**What you will do**
Show all lines from the data that include the word "para".

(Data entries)
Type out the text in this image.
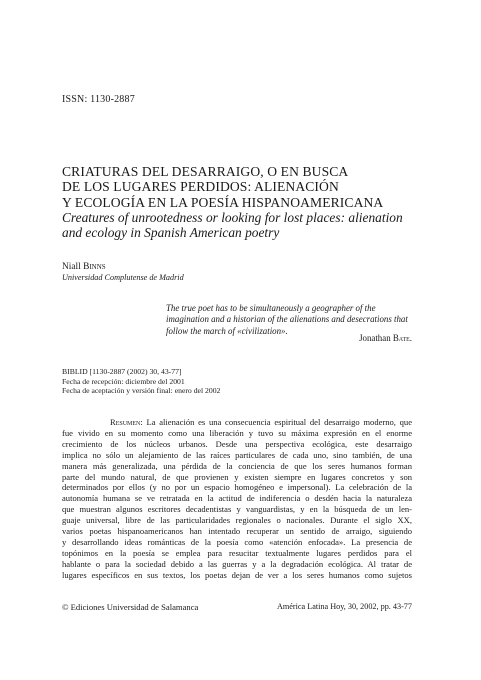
ISSN: 1130-2887
CRIATURAS DEL DESARRAIGO, O EN BUSCA
DE LOS LUGARES PERDIDOS: ALIENACIÓN
Y ECOLOGÍA EN LA POESÍA HISPANOAMERICANA
Creatures of unrootedness or looking for lost places: alienation
and ecology in Spanish American poetry
Niall Binns
Universidad Complutense de Madrid
The true poet has to be simultaneously a geographer of the
imagination and a historian of the alienations and desecrations that
follow the march of «civilization».
Jonathan Bate.
BIBLID [1130-2887 (2002) 30, 43-77]
Fecha de recepción: diciembre del 2001
Fecha de aceptación y versión final: enero del 2002
Resumen: La alienación es una consecuencia espiritual del desarraigo moderno, que
fue vivido en su momento como una liberación y tuvo su máxima expresión en el enorme
crecimiento de los núcleos urbanos. Desde una perspectiva ecológica, este desarraigo
implica no sólo un alejamiento de las raíces particulares de cada uno, sino también, de una
manera más generalizada, una pérdida de la conciencia de que los seres humanos forman
parte del mundo natural, de que provienen y existen siempre en lugares concretos y son
determinados por ellos (y no por un espacio homogéneo e impersonal). La celebración de la
autonomía humana se ve retratada en la actitud de indiferencia o desdén hacia la naturaleza
que muestran algunos escritores decadentistas y vanguardistas, y en la búsqueda de un len-
guaje universal, libre de las particularidades regionales o nacionales. Durante el siglo XX,
varios poetas hispanoamericanos han intentado recuperar un sentido de arraigo, siguiendo
y desarrollando ideas románticas de la poesía como «atención enfocada». La presencia de
topónimos en la poesía se emplea para resucitar textualmente lugares perdidos para el
hablante o para la sociedad debido a las guerras y a la degradación ecológica. Al tratar de
lugares específicos en sus textos, los poetas dejan de ver a los seres humanos como sujetos
© Ediciones Universidad de Salamanca	América Latina Hoy, 30, 2002, pp. 43-77
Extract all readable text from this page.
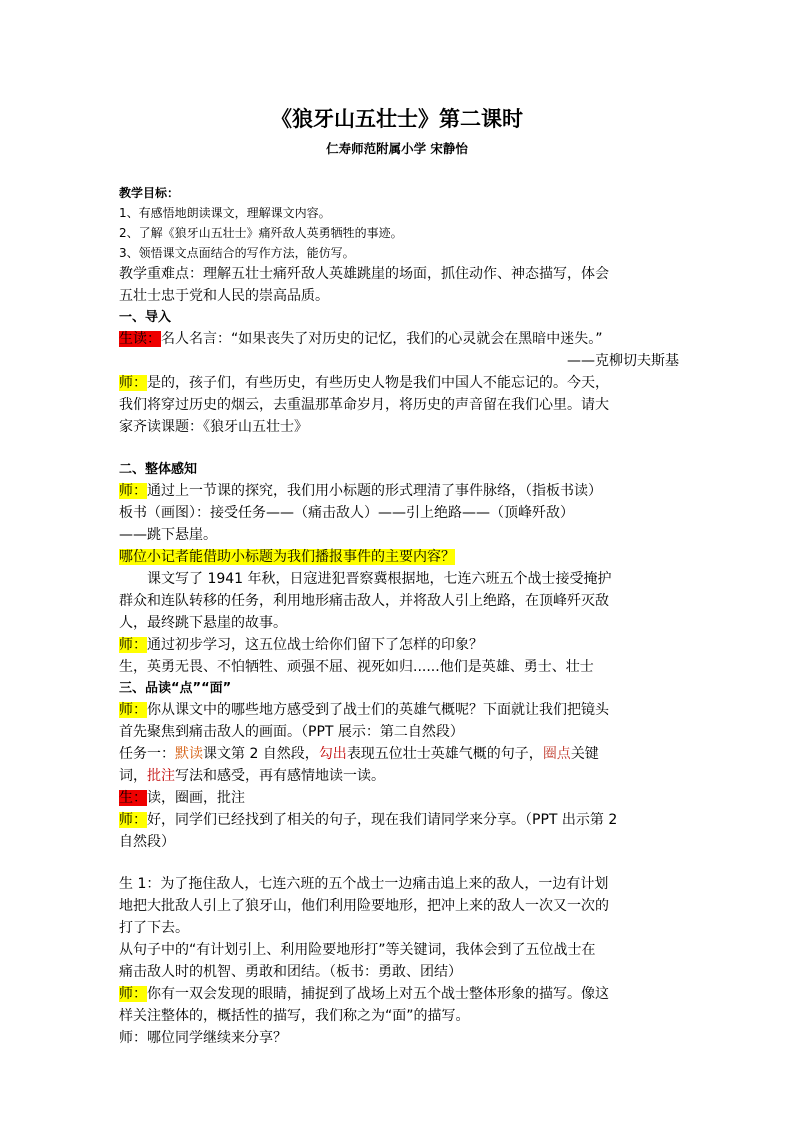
《狼牙山五壮士》第二课时
仁寿师范附属小学 宋静怡
教学目标：
1、有感悟地朗读课文，理解课文内容。
2、了解《狼牙山五壮士》痛歼敌人英勇牺牲的事迹。
3、领悟课文点面结合的写作方法，能仿写。
教学重难点：理解五壮士痛歼敌人英雄跳崖的场面，抓住动作、神态描写，体会
五壮士忠于党和人民的崇高品质。
一、导入
生读：名人名言：“如果丧失了对历史的记忆，我们的心灵就会在黑暗中迷失。”
——克柳切夫斯基
师：是的，孩子们，有些历史，有些历史人物是我们中国人不能忘记的。今天，
我们将穿过历史的烟云，去重温那革命岁月，将历史的声音留在我们心里。请大
家齐读课题：《狼牙山五壮士》
二、整体感知
师：通过上一节课的探究，我们用小标题的形式理清了事件脉络，（指板书读）
板书（画图）：接受任务——（痛击敌人）——引上绝路——（顶峰歼敌）
——跳下悬崖。
哪位小记者能借助小标题为我们播报事件的主要内容？
　　课文写了 1941 年秋，日寇进犯晋察冀根据地，七连六班五个战士接受掩护
群众和连队转移的任务，利用地形痛击敌人，并将敌人引上绝路，在顶峰歼灭敌
人，最终跳下悬崖的故事。
师：通过初步学习，这五位战士给你们留下了怎样的印象？
生，英勇无畏、不怕牺牲、顽强不屈、视死如归......他们是英雄、勇士、壮士
三、品读“点”“面”
师：你从课文中的哪些地方感受到了战士们的英雄气概呢？下面就让我们把镜头
首先聚焦到痛击敌人的画面。（PPT 展示：第二自然段）
任务一：默读课文第 2 自然段，勾出表现五位壮士英雄气概的句子，圈点关键
词，批注写法和感受，再有感情地读一读。
生：读，圈画，批注
师：好，同学们已经找到了相关的句子，现在我们请同学来分享。（PPT 出示第 2
自然段）
生 1：为了拖住敌人，七连六班的五个战士一边痛击追上来的敌人，一边有计划
地把大批敌人引上了狼牙山，他们利用险要地形，把冲上来的敌人一次又一次的
打了下去。
从句子中的“有计划引上、利用险要地形打”等关键词，我体会到了五位战士在
痛击敌人时的机智、勇敢和团结。（板书：勇敢、团结）
师：你有一双会发现的眼睛，捕捉到了战场上对五个战士整体形象的描写。像这
样关注整体的，概括性的描写，我们称之为“面”的描写。
师：哪位同学继续来分享？
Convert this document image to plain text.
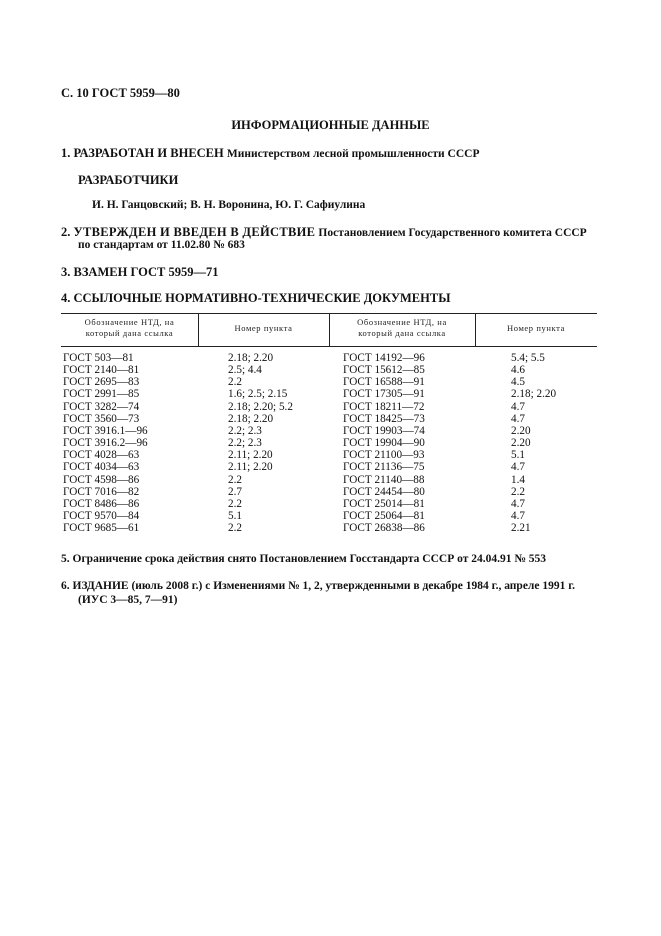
С. 10 ГОСТ 5959—80
ИНФОРМАЦИОННЫЕ ДАННЫЕ
1. РАЗРАБОТАН И ВНЕСЕН Министерством лесной промышленности СССР
РАЗРАБОТЧИКИ
И. Н. Ганцовский; В. Н. Воронина, Ю. Г. Сафиулина
2. УТВЕРЖДЕН И ВВЕДЕН В ДЕЙСТВИЕ Постановлением Государственного комитета СССР
по стандартам от 11.02.80 № 683
3. ВЗАМЕН ГОСТ 5959—71
4. ССЫЛОЧНЫЕ НОРМАТИВНО-ТЕХНИЧЕСКИЕ ДОКУМЕНТЫ
Обозначение НТД, на
который дана ссылка	Номер пункта
Обозначение НТД, на
который дана ссылка	Номер пункта
ГОСТ 503—81
ГОСТ 2140—81
ГОСТ 2695—83
ГОСТ 2991—85
ГОСТ 3282—74
ГОСТ 3560—73
ГОСТ 3916.1—96
ГОСТ 3916.2—96
ГОСТ 4028—63
ГОСТ 4034—63
ГОСТ 4598—86
ГОСТ 7016—82
ГОСТ 8486—86
ГОСТ 9570—84
ГОСТ 9685—61
2.18; 2.20
2.5; 4.4
2.2
1.6; 2.5; 2.15
2.18; 2.20; 5.2
2.18; 2.20
2.2; 2.3
2.2; 2.3
2.11; 2.20
2.11; 2.20
2.2
2.7
2.2
5.1
2.2
ГОСТ 14192—96
ГОСТ 15612—85
ГОСТ 16588—91
ГОСТ 17305—91
ГОСТ 18211—72
ГОСТ 18425—73
ГОСТ 19903—74
ГОСТ 19904—90
ГОСТ 21100—93
ГОСТ 21136—75
ГОСТ 21140—88
ГОСТ 24454—80
ГОСТ 25014—81
ГОСТ 25064—81
ГОСТ 26838—86
5.4; 5.5
4.6
4.5
2.18; 2.20
4.7
4.7
2.20
2.20
5.1
4.7
1.4
2.2
4.7
4.7
2.21
5. Ограничение срока действия снято Постановлением Госстандарта СССР от 24.04.91 № 553
6. ИЗДАНИЕ (июль 2008 г.) с Изменениями № 1, 2, утвержденными в декабре 1984 г., апреле 1991 г.
(ИУС 3—85, 7—91)
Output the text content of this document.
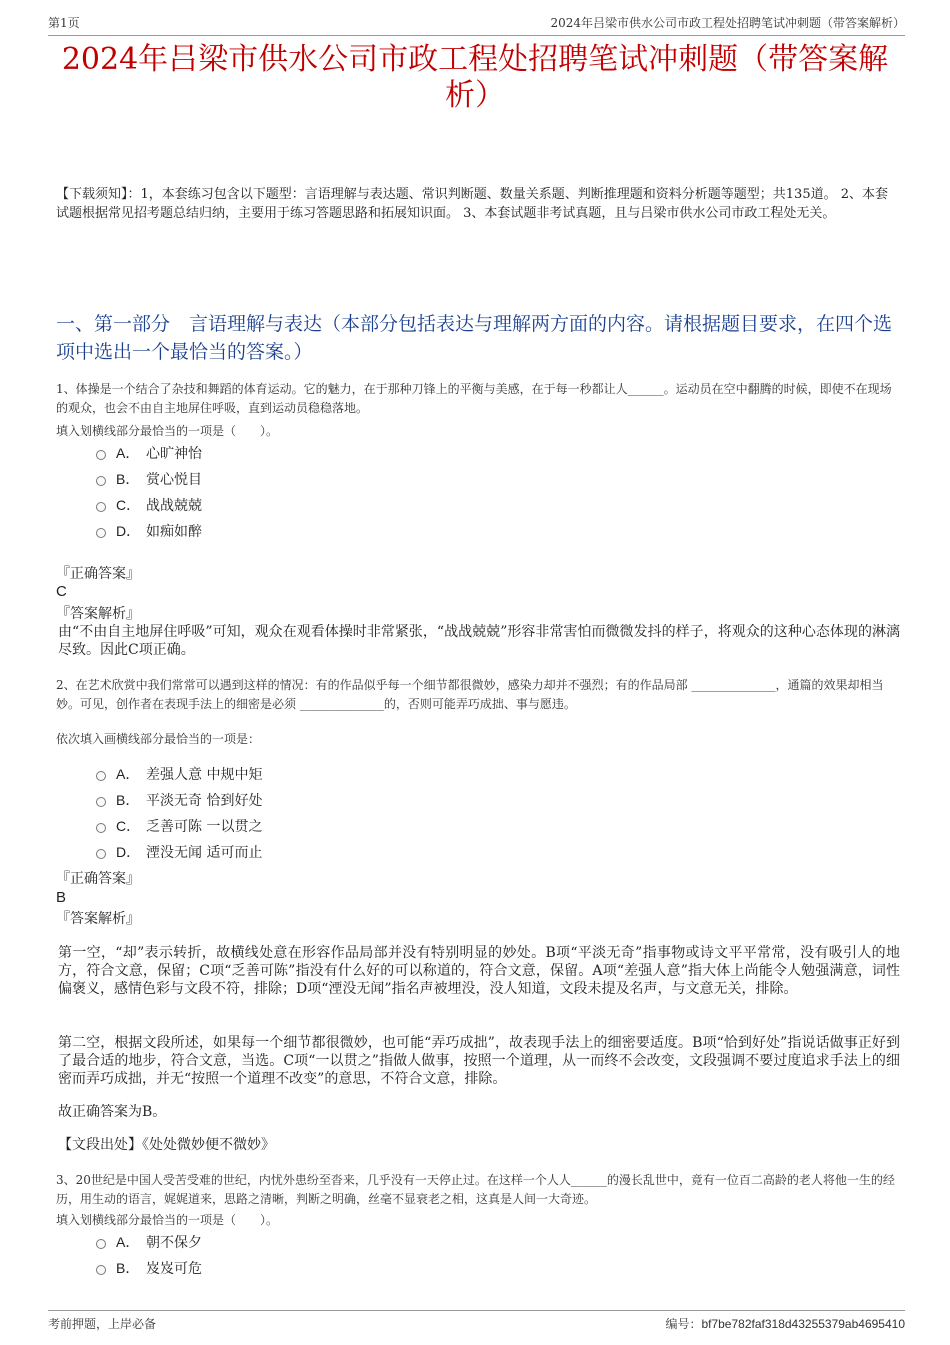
第1页	2024年吕梁市供水公司市政工程处招聘笔试冲刺题（带答案解析）
2024年吕梁市供水公司市政工程处招聘笔试冲刺题（带答案解析）
【下载须知】：1，本套练习包含以下题型：言语理解与表达题、常识判断题、数量关系题、判断推理题和资料分析题等题型；共135道。 2、本套试题根据常见招考题总结归纳，主要用于练习答题思路和拓展知识面。 3、本套试题非考试真题，且与吕梁市供水公司市政工程处无关。
一、第一部分　言语理解与表达（本部分包括表达与理解两方面的内容。请根据题目要求，在四个选项中选出一个最恰当的答案。）
1、体操是一个结合了杂技和舞蹈的体育运动。它的魅力，在于那种刀锋上的平衡与美感，在于每一秒都让人______。运动员在空中翻腾的时候，即使不在现场的观众，也会不由自主地屏住呼吸，直到运动员稳稳落地。
填入划横线部分最恰当的一项是（　　）。
A． 心旷神怡
B． 赏心悦目
C． 战战兢兢
D． 如痴如醉
『正确答案』
C
『答案解析』
由“不由自主地屏住呼吸”可知，观众在观看体操时非常紧张，“战战兢兢”形容非常害怕而微微发抖的样子，将观众的这种心态体现的淋漓尽致。因此C项正确。
2、在艺术欣赏中我们常常可以遇到这样的情况：有的作品似乎每一个细节都很微妙，感染力却并不强烈；有的作品局部 ______________，通篇的效果却相当妙。可见，创作者在表现手法上的细密是必须 ______________的，否则可能弄巧成拙、事与愿违。
依次填入画横线部分最恰当的一项是：
A． 差强人意 中规中矩
B． 平淡无奇 恰到好处
C． 乏善可陈 一以贯之
D． 湮没无闻 适可而止
『正确答案』
B
『答案解析』
第一空，“却”表示转折，故横线处意在形容作品局部并没有特别明显的妙处。B项“平淡无奇”指事物或诗文平平常常，没有吸引人的地方，符合文意，保留；C项“乏善可陈”指没有什么好的可以称道的，符合文意，保留。A项“差强人意”指大体上尚能令人勉强满意，词性偏褒义，感情色彩与文段不符，排除；D项“湮没无闻”指名声被埋没，没人知道，文段未提及名声，与文意无关，排除。
第二空，根据文段所述，如果每一个细节都很微妙，也可能“弄巧成拙”，故表现手法上的细密要适度。B项“恰到好处”指说话做事正好到了最合适的地步，符合文意，当选。C项“一以贯之”指做人做事，按照一个道理，从一而终不会改变，文段强调不要过度追求手法上的细密而弄巧成拙，并无“按照一个道理不改变”的意思，不符合文意，排除。
故正确答案为B。
【文段出处】《处处微妙便不微妙》
3、20世纪是中国人受苦受难的世纪，内忧外患纷至沓来，几乎没有一天停止过。在这样一个人人______的漫长乱世中，竟有一位百二高龄的老人将他一生的经历，用生动的语言，娓娓道来，思路之清晰，判断之明确，丝毫不显衰老之相，这真是人间一大奇迹。
填入划横线部分最恰当的一项是（　　）。
A． 朝不保夕
B． 岌岌可危
考前押题，上岸必备	编号：bf7be782faf318d43255379ab4695410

**Full solution**
topónimos en la poesía se emplea para resucitar textualmente lugares perdidos para el
hablante o para la sociedad debido a las guerras y a la degradación ecológica. Al tratar de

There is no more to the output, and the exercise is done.